* [Problem details]:
Arrange the rows from the one containing "legend-item-worker-households: 勤労者世帯 [358,33,460,50]" down to the one containing "square-marker-icon [492,36,529,46]" as a numbered list, leaving out any blank lines.

* [Excerpted data]:

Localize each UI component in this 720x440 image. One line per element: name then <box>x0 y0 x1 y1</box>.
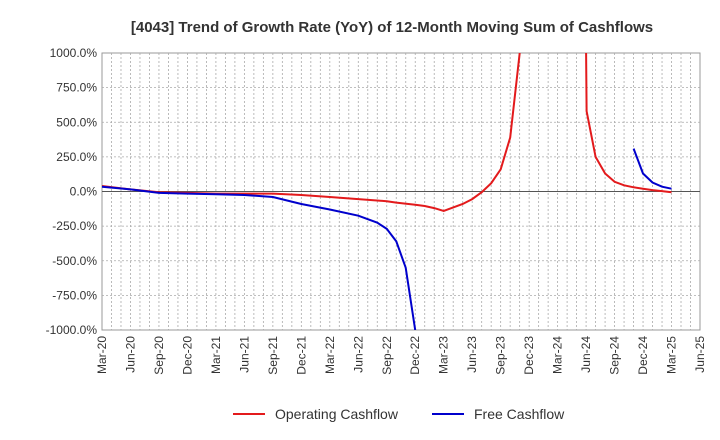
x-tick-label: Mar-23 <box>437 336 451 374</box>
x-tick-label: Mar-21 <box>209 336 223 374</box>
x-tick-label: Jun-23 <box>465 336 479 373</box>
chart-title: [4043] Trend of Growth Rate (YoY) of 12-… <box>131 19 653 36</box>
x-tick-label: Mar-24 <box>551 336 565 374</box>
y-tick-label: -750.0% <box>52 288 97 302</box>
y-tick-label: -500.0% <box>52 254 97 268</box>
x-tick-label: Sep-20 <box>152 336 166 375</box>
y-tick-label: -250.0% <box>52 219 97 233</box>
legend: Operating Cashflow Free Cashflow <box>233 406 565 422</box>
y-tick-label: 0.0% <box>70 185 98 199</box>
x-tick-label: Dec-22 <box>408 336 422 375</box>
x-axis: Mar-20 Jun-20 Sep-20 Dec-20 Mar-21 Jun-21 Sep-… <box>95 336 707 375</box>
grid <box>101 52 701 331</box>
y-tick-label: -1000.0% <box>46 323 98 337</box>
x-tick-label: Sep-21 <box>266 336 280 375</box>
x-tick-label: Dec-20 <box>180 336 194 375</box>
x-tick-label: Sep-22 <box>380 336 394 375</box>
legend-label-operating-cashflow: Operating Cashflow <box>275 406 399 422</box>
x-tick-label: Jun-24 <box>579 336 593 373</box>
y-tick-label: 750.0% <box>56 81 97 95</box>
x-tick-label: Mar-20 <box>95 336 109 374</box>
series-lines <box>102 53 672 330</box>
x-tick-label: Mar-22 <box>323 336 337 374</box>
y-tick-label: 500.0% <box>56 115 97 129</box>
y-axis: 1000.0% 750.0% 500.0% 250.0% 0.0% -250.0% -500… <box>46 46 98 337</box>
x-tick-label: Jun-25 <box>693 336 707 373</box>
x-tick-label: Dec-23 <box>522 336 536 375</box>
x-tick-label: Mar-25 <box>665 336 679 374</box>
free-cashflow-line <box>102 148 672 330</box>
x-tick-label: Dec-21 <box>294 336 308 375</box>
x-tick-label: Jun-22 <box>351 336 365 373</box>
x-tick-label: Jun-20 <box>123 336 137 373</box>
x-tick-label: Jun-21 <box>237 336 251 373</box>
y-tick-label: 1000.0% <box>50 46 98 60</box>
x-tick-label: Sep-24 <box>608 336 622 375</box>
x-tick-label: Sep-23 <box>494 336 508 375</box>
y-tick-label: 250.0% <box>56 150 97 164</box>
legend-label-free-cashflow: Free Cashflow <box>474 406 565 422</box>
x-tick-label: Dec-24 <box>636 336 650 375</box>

...

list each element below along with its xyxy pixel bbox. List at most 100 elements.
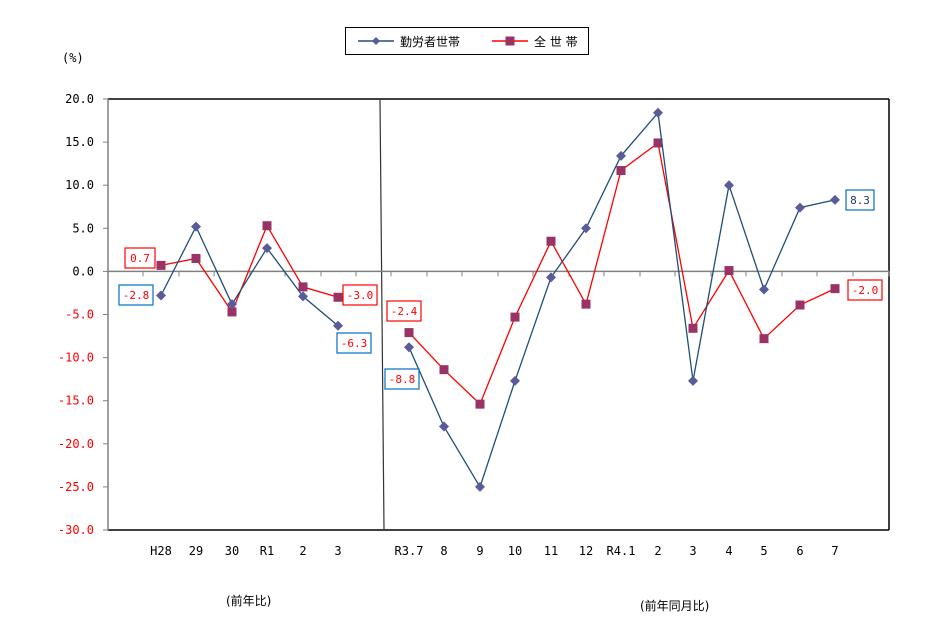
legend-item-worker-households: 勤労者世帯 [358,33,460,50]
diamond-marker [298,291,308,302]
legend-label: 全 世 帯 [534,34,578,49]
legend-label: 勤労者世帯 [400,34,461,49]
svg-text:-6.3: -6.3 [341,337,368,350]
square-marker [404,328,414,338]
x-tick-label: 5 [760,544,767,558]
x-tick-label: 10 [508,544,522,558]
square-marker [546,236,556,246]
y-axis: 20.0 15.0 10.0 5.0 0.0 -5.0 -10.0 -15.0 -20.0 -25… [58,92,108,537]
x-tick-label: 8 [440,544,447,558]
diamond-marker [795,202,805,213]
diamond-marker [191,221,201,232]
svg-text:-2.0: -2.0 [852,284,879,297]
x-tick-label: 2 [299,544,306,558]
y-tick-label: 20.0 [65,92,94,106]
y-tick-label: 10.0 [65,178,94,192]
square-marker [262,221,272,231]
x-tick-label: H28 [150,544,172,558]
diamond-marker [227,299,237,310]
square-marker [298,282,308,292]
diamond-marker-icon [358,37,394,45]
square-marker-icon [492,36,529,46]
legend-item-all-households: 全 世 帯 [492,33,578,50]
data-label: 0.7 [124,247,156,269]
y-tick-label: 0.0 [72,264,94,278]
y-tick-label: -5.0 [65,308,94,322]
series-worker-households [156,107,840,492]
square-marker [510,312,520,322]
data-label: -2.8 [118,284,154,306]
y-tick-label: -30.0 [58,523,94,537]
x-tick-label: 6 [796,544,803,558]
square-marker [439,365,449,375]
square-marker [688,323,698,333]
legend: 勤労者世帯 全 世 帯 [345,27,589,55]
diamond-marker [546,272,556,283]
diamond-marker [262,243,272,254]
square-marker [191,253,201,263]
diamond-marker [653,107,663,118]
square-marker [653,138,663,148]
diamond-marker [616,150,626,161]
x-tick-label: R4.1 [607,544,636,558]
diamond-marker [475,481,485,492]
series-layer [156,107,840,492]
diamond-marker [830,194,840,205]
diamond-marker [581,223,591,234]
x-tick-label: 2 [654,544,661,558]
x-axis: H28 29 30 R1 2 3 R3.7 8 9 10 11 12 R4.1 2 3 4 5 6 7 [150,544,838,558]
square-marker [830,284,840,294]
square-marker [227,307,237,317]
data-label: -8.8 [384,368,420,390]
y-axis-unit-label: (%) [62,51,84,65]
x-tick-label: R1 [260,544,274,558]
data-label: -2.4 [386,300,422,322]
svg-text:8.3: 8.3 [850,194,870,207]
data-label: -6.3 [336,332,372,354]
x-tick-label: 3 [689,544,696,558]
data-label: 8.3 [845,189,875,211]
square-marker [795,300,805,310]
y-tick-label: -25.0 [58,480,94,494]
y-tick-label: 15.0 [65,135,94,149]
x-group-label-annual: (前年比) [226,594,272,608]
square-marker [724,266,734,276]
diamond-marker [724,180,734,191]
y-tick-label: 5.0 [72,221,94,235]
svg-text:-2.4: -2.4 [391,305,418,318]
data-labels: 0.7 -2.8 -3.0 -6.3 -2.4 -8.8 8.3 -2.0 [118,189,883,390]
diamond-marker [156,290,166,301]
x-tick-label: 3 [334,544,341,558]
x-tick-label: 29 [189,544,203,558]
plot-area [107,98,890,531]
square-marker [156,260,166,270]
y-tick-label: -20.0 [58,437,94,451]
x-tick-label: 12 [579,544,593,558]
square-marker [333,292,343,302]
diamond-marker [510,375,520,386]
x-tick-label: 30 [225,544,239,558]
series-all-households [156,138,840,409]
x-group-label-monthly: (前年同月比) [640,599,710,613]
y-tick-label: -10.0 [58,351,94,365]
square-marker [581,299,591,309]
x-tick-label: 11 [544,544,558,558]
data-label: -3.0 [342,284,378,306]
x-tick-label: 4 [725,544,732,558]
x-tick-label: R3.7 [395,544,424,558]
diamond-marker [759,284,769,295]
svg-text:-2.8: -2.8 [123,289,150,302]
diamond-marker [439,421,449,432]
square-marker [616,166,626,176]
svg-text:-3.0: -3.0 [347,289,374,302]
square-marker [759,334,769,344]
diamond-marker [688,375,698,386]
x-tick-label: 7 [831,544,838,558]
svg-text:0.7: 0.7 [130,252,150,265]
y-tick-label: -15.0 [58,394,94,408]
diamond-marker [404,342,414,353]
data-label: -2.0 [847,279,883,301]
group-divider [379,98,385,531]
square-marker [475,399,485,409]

* [Completed task]:
1. legend-item-worker-households: 勤労者世帯 [358,33,460,50]
2. diamond-marker [298,291,308,302]
3. legend-label: 全 世 帯 [534,34,578,49]
4. legend-label: 勤労者世帯 [400,34,461,49]
5. svg-text:-6.3: -6.3 [341,337,368,350]
6. square-marker [404,328,414,338]
7. x-tick-label: 5 [760,544,767,558]
8. x-tick-label: 10 [508,544,522,558]
9. square-marker [546,236,556,246]
10. y-axis: 20.0 15.0 10.0 5.0 0.0 -5.0 -10.0 -15.0 -20.0 -25… [58,92,108,537]
11. x-tick-label: 8 [440,544,447,558]
12. diamond-marker [795,202,805,213]
13. diamond-marker [191,221,201,232]
14. svg-text:-2.0: -2.0 [852,284,879,297]
15. x-tick-label: 2 [299,544,306,558]
16. y-tick-label: 20.0 [65,92,94,106]
17. y-tick-label: 10.0 [65,178,94,192]
18. square-marker [262,221,272,231]
19. x-tick-label: H28 [150,544,172,558]
20. diamond-marker [227,299,237,310]
21. square-marker [298,282,308,292]
22. diamond-marker-icon [358,37,394,45]
23. square-marker-icon [492,36,529,46]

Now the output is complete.